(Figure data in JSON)
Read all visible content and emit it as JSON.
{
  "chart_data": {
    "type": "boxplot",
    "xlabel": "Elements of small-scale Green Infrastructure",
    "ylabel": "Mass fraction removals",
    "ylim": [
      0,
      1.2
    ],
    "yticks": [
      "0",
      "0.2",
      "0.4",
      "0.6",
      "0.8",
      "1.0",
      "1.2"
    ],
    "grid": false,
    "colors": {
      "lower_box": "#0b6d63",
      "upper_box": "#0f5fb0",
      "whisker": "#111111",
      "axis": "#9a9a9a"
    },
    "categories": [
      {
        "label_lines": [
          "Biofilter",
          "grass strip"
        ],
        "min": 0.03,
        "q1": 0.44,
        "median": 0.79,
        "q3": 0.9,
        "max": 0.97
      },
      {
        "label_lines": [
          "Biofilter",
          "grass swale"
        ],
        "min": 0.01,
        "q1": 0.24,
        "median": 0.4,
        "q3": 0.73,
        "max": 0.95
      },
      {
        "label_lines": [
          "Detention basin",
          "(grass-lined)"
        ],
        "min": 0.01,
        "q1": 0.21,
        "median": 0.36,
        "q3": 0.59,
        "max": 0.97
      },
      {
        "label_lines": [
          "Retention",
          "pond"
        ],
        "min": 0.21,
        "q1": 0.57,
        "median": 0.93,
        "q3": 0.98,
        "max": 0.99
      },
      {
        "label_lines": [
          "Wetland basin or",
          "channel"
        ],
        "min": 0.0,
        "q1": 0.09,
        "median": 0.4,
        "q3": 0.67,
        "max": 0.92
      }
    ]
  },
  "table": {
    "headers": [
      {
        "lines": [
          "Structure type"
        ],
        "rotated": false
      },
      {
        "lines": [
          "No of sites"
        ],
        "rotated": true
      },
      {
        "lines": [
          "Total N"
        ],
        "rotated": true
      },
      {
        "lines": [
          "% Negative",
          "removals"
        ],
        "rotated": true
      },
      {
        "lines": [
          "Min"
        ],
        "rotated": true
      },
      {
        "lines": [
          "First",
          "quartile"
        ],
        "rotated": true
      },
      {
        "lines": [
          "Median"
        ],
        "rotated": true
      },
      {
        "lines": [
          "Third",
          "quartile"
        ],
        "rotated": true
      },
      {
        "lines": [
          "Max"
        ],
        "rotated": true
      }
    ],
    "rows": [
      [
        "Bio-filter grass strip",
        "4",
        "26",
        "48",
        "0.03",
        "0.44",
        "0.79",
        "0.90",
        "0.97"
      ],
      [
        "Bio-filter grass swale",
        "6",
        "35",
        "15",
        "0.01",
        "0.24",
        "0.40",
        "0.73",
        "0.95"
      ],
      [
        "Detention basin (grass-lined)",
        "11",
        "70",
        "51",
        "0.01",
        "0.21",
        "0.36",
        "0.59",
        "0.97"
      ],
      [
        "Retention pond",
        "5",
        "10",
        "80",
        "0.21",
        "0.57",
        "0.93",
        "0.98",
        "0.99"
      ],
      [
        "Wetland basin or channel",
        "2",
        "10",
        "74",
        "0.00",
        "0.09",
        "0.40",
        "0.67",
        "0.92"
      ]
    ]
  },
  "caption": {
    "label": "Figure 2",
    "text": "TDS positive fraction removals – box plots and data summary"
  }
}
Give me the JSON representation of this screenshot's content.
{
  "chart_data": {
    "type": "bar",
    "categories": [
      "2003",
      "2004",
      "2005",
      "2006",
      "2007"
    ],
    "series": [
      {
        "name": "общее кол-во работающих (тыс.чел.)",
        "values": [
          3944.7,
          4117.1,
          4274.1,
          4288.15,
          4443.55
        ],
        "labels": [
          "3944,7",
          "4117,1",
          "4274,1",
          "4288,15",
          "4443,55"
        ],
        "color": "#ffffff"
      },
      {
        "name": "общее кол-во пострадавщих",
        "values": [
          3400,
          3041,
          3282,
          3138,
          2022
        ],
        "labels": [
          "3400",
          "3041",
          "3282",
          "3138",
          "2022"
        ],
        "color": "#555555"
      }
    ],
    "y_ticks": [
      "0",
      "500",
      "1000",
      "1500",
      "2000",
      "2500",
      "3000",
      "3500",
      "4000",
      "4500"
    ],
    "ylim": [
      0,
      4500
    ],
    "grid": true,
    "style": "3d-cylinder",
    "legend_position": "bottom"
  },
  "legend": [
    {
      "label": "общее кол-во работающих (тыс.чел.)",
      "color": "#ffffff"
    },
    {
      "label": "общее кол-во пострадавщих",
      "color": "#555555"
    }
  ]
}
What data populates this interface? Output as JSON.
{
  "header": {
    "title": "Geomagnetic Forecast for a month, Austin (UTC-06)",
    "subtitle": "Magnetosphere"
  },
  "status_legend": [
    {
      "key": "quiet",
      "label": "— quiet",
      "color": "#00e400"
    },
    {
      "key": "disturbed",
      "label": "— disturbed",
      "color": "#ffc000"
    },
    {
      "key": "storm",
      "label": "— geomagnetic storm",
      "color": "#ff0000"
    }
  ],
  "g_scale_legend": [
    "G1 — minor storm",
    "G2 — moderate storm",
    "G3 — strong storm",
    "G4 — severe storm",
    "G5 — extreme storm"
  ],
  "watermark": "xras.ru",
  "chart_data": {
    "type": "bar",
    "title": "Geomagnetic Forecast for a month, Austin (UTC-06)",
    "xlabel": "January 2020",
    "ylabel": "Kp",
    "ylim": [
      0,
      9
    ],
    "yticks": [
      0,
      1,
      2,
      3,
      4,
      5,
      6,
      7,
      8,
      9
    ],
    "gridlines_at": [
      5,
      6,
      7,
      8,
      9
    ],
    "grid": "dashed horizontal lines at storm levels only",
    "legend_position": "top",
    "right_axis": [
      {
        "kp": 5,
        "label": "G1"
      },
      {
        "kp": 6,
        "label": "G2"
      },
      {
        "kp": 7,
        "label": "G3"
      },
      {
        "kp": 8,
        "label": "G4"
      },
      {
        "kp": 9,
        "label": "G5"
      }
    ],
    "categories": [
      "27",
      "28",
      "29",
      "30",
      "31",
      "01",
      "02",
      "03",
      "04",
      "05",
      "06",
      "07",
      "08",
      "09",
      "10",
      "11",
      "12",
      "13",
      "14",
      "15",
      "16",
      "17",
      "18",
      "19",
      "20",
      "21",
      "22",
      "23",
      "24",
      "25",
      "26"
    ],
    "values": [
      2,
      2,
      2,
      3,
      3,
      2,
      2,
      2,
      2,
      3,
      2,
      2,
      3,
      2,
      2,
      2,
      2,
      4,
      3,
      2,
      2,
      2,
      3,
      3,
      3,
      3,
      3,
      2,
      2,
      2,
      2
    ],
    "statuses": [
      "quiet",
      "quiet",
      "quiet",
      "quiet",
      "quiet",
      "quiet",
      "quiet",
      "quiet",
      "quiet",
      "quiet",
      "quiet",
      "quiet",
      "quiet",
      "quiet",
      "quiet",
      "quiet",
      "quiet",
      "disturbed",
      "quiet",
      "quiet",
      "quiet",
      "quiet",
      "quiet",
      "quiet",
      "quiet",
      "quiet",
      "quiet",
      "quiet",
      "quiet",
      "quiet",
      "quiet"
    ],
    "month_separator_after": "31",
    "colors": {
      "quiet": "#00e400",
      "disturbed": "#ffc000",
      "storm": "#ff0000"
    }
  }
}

> _What you need to do_
Take the entries above and transcribe them in full.

> _Response_
Read all visible content and emit it as JSON.
{
  "chart_data": {
    "type": "boxplot",
    "xlabel": "Elements of small-scale Green Infrastructure",
    "ylabel": "Mass fraction removals",
    "ylim": [
      0,
      1.2
    ],
    "yticks": [
      "0",
      "0.2",
      "0.4",
      "0.6",
      "0.8",
      "1.0",
      "1.2"
    ],
    "grid": false,
    "colors": {
      "lower_box": "#0b6d63",
      "upper_box": "#0f5fb0",
      "whisker": "#111111",
      "axis": "#9a9a9a"
    },
    "categories": [
      {
        "label_lines": [
          "Biofilter",
          "grass strip"
        ],
        "min": 0.03,
        "q1": 0.44,
        "median": 0.79,
        "q3": 0.9,
        "max": 0.97
      },
      {
        "label_lines": [
          "Biofilter",
          "grass swale"
        ],
        "min": 0.01,
        "q1": 0.24,
        "median": 0.4,
        "q3": 0.73,
        "max": 0.95
      },
      {
        "label_lines": [
          "Detention basin",
          "(grass-lined)"
        ],
        "min": 0.01,
        "q1": 0.21,
        "median": 0.36,
        "q3": 0.59,
        "max": 0.97
      },
      {
        "label_lines": [
          "Retention",
          "pond"
        ],
        "min": 0.21,
        "q1": 0.57,
        "median": 0.93,
        "q3": 0.98,
        "max": 0.99
      },
      {
        "label_lines": [
          "Wetland basin or",
          "channel"
        ],
        "min": 0.0,
        "q1": 0.09,
        "median": 0.4,
        "q3": 0.67,
        "max": 0.92
      }
    ]
  },
  "table": {
    "headers": [
      {
        "lines": [
          "Structure type"
        ],
        "rotated": false
      },
      {
        "lines": [
          "No of sites"
        ],
        "rotated": true
      },
      {
        "lines": [
          "Total N"
        ],
        "rotated": true
      },
      {
        "lines": [
          "% Negative",
          "removals"
        ],
        "rotated": true
      },
      {
        "lines": [
          "Min"
        ],
        "rotated": true
      },
      {
        "lines": [
          "First",
          "quartile"
        ],
        "rotated": true
      },
      {
        "lines": [
          "Median"
        ],
        "rotated": true
      },
      {
        "lines": [
          "Third",
          "quartile"
        ],
        "rotated": true
      },
      {
        "lines": [
          "Max"
        ],
        "rotated": true
      }
    ],
    "rows": [
      [
        "Bio-filter grass strip",
        "4",
        "26",
        "48",
        "0.03",
        "0.44",
        "0.79",
        "0.90",
        "0.97"
      ],
      [
        "Bio-filter grass swale",
        "6",
        "35",
        "15",
        "0.01",
        "0.24",
        "0.40",
        "0.73",
        "0.95"
      ],
      [
        "Detention basin (grass-lined)",
        "11",
        "70",
        "51",
        "0.01",
        "0.21",
        "0.36",
        "0.59",
        "0.97"
      ],
      [
        "Retention pond",
        "5",
        "10",
        "80",
        "0.21",
        "0.57",
        "0.93",
        "0.98",
        "0.99"
      ],
      [
        "Wetland basin or channel",
        "2",
        "10",
        "74",
        "0.00",
        "0.09",
        "0.40",
        "0.67",
        "0.92"
      ]
    ]
  },
  "caption": {
    "label": "Figure 2",
    "text": "TDS positive fraction removals – box plots and data summary"
  }
}
Give me the JSON representation of this screenshot's content.
{
  "chart_data": {
    "type": "bar",
    "categories": [
      "2003",
      "2004",
      "2005",
      "2006",
      "2007"
    ],
    "series": [
      {
        "name": "общее кол-во работающих (тыс.чел.)",
        "values": [
          3944.7,
          4117.1,
          4274.1,
          4288.15,
          4443.55
        ],
        "labels": [
          "3944,7",
          "4117,1",
          "4274,1",
          "4288,15",
          "4443,55"
        ],
        "color": "#ffffff"
      },
      {
        "name": "общее кол-во пострадавщих",
        "values": [
          3400,
          3041,
          3282,
          3138,
          2022
        ],
        "labels": [
          "3400",
          "3041",
          "3282",
          "3138",
          "2022"
        ],
        "color": "#555555"
      }
    ],
    "y_ticks": [
      "0",
      "500",
      "1000",
      "1500",
      "2000",
      "2500",
      "3000",
      "3500",
      "4000",
      "4500"
    ],
    "ylim": [
      0,
      4500
    ],
    "grid": true,
    "style": "3d-cylinder",
    "legend_position": "bottom"
  },
  "legend": [
    {
      "label": "общее кол-во работающих (тыс.чел.)",
      "color": "#ffffff"
    },
    {
      "label": "общее кол-во пострадавщих",
      "color": "#555555"
    }
  ]
}
What data populates this interface? Output as JSON.
{
  "header": {
    "title": "Geomagnetic Forecast for a month, Austin (UTC-06)",
    "subtitle": "Magnetosphere"
  },
  "status_legend": [
    {
      "key": "quiet",
      "label": "— quiet",
      "color": "#00e400"
    },
    {
      "key": "disturbed",
      "label": "— disturbed",
      "color": "#ffc000"
    },
    {
      "key": "storm",
      "label": "— geomagnetic storm",
      "color": "#ff0000"
    }
  ],
  "g_scale_legend": [
    "G1 — minor storm",
    "G2 — moderate storm",
    "G3 — strong storm",
    "G4 — severe storm",
    "G5 — extreme storm"
  ],
  "watermark": "xras.ru",
  "chart_data": {
    "type": "bar",
    "title": "Geomagnetic Forecast for a month, Austin (UTC-06)",
    "xlabel": "January 2020",
    "ylabel": "Kp",
    "ylim": [
      0,
      9
    ],
    "yticks": [
      0,
      1,
      2,
      3,
      4,
      5,
      6,
      7,
      8,
      9
    ],
    "gridlines_at": [
      5,
      6,
      7,
      8,
      9
    ],
    "grid": "dashed horizontal lines at storm levels only",
    "legend_position": "top",
    "right_axis": [
      {
        "kp": 5,
        "label": "G1"
      },
      {
        "kp": 6,
        "label": "G2"
      },
      {
        "kp": 7,
        "label": "G3"
      },
      {
        "kp": 8,
        "label": "G4"
      },
      {
        "kp": 9,
        "label": "G5"
      }
    ],
    "categories": [
      "27",
      "28",
      "29",
      "30",
      "31",
      "01",
      "02",
      "03",
      "04",
      "05",
      "06",
      "07",
      "08",
      "09",
      "10",
      "11",
      "12",
      "13",
      "14",
      "15",
      "16",
      "17",
      "18",
      "19",
      "20",
      "21",
      "22",
      "23",
      "24",
      "25",
      "26"
    ],
    "values": [
      2,
      2,
      2,
      3,
      3,
      2,
      2,
      2,
      2,
      3,
      2,
      2,
      3,
      2,
      2,
      2,
      2,
      4,
      3,
      2,
      2,
      2,
      3,
      3,
      3,
      3,
      3,
      2,
      2,
      2,
      2
    ],
    "statuses": [
      "quiet",
      "quiet",
      "quiet",
      "quiet",
      "quiet",
      "quiet",
      "quiet",
      "quiet",
      "quiet",
      "quiet",
      "quiet",
      "quiet",
      "quiet",
      "quiet",
      "quiet",
      "quiet",
      "quiet",
      "disturbed",
      "quiet",
      "quiet",
      "quiet",
      "quiet",
      "quiet",
      "quiet",
      "quiet",
      "quiet",
      "quiet",
      "quiet",
      "quiet",
      "quiet",
      "quiet"
    ],
    "month_separator_after": "31",
    "colors": {
      "quiet": "#00e400",
      "disturbed": "#ffc000",
      "storm": "#ff0000"
    }
  }
}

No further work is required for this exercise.